AIM OF THE TASK
Locate all lines with the word "color". Copy them.

DATA FOR PROCESSING

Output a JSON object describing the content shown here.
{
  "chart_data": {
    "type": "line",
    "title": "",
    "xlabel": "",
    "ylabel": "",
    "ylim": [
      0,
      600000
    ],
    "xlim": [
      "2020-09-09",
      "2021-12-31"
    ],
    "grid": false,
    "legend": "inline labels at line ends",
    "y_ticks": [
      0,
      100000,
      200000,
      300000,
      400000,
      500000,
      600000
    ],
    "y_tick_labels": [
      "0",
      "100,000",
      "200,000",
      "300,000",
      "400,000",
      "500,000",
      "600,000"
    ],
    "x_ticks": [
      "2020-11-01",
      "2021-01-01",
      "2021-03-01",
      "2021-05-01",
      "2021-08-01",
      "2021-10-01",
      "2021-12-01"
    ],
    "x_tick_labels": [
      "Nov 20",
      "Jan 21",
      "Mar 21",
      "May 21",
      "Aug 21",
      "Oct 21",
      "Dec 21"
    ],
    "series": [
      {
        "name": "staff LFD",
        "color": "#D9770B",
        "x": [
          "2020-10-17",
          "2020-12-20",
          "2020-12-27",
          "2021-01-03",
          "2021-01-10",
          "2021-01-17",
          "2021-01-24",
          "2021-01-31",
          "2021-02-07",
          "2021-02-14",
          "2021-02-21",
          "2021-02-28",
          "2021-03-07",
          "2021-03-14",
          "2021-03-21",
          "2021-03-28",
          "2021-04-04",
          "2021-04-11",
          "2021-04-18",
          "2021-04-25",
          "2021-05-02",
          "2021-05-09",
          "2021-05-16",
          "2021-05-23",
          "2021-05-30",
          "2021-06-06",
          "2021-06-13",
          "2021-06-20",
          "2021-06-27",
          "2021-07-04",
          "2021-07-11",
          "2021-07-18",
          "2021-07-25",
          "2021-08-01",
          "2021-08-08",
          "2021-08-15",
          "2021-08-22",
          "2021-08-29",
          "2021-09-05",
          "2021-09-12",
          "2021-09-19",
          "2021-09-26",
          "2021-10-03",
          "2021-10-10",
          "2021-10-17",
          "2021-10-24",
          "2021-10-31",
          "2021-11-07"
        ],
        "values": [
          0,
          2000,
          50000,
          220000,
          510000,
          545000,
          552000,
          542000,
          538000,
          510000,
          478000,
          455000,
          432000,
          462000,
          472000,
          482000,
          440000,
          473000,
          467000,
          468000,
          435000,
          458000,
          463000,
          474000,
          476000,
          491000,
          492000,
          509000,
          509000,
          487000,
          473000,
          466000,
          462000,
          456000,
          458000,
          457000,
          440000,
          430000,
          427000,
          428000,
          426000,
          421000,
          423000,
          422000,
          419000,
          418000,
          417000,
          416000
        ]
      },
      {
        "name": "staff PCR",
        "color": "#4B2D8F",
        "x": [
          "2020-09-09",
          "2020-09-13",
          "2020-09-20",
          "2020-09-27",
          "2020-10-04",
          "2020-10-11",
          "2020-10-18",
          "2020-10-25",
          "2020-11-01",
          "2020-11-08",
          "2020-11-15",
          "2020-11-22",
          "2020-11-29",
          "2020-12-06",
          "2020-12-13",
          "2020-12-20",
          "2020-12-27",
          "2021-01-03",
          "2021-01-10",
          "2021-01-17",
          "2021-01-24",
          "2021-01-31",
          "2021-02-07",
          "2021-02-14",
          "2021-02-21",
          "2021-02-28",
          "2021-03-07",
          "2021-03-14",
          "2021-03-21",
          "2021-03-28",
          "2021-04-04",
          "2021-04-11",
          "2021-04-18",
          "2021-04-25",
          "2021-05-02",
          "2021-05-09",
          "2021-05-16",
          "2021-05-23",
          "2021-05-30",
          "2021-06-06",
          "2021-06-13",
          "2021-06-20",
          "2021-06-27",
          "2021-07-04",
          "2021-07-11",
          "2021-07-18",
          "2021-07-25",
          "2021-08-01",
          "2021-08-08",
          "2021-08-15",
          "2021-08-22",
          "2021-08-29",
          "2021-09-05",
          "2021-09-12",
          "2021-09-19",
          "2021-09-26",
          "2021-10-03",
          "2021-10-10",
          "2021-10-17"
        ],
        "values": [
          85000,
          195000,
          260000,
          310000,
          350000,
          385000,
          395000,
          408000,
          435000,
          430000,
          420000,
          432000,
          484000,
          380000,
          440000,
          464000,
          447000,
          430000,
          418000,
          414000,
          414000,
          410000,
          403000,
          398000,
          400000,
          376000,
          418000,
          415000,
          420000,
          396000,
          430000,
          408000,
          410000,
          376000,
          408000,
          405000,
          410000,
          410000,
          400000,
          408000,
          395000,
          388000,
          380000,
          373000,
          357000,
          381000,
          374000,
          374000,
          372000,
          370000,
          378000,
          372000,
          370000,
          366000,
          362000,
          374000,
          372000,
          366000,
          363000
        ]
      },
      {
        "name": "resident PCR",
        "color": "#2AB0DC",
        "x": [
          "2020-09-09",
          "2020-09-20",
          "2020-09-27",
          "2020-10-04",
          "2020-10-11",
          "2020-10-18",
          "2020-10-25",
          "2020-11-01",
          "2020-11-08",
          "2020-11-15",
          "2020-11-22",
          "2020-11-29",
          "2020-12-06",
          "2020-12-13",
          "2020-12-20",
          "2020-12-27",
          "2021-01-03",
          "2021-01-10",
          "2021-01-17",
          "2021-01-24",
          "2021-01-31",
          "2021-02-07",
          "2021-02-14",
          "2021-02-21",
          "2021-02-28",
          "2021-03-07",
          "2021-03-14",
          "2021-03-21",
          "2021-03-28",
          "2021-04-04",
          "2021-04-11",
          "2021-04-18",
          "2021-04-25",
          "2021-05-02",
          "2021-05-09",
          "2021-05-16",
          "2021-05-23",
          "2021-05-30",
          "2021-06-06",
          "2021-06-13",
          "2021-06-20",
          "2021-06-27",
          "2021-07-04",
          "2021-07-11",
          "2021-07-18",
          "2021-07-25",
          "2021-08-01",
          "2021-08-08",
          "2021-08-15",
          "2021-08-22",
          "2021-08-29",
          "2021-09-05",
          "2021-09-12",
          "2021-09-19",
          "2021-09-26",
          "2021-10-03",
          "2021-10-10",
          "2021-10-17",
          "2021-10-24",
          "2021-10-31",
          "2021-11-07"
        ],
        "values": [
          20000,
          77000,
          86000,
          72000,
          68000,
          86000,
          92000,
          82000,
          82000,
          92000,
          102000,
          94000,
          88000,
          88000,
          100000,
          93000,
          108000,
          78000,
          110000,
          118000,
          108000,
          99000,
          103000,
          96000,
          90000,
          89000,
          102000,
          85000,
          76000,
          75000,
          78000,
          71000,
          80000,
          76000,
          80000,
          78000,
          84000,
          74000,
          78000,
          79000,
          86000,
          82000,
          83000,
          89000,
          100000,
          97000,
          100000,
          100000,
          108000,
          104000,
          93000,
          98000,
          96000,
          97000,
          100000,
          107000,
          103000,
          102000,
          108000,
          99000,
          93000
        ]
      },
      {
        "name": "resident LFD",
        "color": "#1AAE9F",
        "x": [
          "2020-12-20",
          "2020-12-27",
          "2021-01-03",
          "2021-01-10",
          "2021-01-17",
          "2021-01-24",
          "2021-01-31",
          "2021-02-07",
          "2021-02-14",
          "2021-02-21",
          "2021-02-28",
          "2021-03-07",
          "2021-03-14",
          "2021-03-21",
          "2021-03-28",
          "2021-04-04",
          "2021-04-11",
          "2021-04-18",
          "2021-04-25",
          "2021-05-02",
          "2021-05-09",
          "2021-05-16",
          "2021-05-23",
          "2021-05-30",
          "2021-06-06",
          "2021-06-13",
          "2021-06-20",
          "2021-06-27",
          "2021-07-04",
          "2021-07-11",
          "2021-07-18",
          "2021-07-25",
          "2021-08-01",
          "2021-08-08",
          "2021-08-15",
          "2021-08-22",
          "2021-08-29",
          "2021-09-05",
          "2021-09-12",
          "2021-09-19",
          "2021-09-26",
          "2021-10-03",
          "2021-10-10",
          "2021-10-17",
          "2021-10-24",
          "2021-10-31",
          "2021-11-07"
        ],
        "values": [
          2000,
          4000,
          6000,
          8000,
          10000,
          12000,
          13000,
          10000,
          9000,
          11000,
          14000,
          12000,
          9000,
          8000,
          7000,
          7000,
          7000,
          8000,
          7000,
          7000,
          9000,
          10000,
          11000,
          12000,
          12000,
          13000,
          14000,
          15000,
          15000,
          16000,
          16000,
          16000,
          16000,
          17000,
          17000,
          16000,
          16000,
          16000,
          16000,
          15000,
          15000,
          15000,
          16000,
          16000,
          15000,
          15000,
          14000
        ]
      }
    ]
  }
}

RESPONSE TO THIS TASK
        "color": "#D9770B",
        "color": "#4B2D8F",
        "color": "#2AB0DC",
        "color": "#1AAE9F",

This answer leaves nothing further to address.